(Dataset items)
· · ·

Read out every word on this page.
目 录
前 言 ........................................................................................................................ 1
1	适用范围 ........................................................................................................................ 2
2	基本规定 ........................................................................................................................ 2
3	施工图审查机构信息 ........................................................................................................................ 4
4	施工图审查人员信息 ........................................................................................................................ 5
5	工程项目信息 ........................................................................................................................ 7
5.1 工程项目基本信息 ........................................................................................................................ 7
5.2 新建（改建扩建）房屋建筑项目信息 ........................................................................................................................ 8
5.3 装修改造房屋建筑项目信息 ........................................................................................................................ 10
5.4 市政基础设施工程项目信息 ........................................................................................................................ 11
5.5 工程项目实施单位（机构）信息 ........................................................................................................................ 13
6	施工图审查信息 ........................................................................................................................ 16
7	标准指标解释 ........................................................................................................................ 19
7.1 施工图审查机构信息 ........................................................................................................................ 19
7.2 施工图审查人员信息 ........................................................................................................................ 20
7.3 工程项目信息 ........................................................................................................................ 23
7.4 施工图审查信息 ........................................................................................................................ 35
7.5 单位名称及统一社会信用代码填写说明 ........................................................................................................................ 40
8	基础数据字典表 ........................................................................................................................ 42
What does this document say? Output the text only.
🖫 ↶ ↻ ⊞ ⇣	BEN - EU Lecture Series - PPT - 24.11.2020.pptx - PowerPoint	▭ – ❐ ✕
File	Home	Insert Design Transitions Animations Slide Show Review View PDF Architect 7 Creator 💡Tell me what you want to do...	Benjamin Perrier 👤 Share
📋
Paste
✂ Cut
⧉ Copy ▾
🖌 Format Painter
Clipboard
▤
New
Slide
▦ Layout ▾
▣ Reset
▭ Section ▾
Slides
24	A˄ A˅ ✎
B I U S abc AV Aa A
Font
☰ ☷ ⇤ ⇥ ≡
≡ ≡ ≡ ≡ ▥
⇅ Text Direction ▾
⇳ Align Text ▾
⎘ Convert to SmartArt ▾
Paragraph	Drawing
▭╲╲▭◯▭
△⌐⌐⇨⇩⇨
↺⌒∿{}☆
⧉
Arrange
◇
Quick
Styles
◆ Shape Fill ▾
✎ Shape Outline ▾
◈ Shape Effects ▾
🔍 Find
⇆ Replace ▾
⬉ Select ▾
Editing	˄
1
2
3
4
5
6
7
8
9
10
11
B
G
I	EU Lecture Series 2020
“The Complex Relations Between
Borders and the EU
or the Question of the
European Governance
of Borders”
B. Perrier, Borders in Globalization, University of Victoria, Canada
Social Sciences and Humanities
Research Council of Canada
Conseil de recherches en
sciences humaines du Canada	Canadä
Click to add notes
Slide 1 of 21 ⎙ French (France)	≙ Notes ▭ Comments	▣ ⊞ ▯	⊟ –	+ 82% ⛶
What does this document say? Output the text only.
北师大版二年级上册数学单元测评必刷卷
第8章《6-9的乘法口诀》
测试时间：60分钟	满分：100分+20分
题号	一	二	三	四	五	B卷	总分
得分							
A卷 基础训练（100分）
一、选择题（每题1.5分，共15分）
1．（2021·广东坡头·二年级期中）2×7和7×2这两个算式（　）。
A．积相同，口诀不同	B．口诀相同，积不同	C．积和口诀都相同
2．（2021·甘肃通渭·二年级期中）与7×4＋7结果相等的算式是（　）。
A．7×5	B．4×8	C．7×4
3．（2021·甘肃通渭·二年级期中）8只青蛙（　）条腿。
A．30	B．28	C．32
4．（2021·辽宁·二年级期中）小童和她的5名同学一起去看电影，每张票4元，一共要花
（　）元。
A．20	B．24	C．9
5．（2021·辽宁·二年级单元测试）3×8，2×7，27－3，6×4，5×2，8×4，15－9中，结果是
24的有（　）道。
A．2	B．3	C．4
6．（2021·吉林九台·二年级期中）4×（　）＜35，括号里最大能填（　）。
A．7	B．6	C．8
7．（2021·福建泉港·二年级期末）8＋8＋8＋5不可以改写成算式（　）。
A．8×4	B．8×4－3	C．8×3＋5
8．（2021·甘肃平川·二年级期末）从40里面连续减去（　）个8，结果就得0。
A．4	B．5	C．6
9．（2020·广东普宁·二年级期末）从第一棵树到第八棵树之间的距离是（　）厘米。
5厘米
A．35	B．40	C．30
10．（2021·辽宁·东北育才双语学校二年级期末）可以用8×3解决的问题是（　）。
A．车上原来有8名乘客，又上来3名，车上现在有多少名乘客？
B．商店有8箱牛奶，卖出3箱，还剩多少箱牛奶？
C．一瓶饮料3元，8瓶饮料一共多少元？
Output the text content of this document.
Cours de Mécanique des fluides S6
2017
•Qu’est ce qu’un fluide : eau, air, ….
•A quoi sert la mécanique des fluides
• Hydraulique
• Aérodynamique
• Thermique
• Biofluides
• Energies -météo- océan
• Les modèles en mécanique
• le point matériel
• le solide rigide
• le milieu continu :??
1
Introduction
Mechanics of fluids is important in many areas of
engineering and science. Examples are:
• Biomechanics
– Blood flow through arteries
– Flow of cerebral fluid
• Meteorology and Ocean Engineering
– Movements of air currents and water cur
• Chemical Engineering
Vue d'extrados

· · ·

**GIVEN INSTRUCTION**
Pull out all lines in the data above that include "甘肃通渭".

**OUTPUT BELOW**
2．（2021·甘肃通渭·二年级期中）与7×4＋7结果相等的算式是（　）。
3．（2021·甘肃通渭·二年级期中）8只青蛙（　）条腿。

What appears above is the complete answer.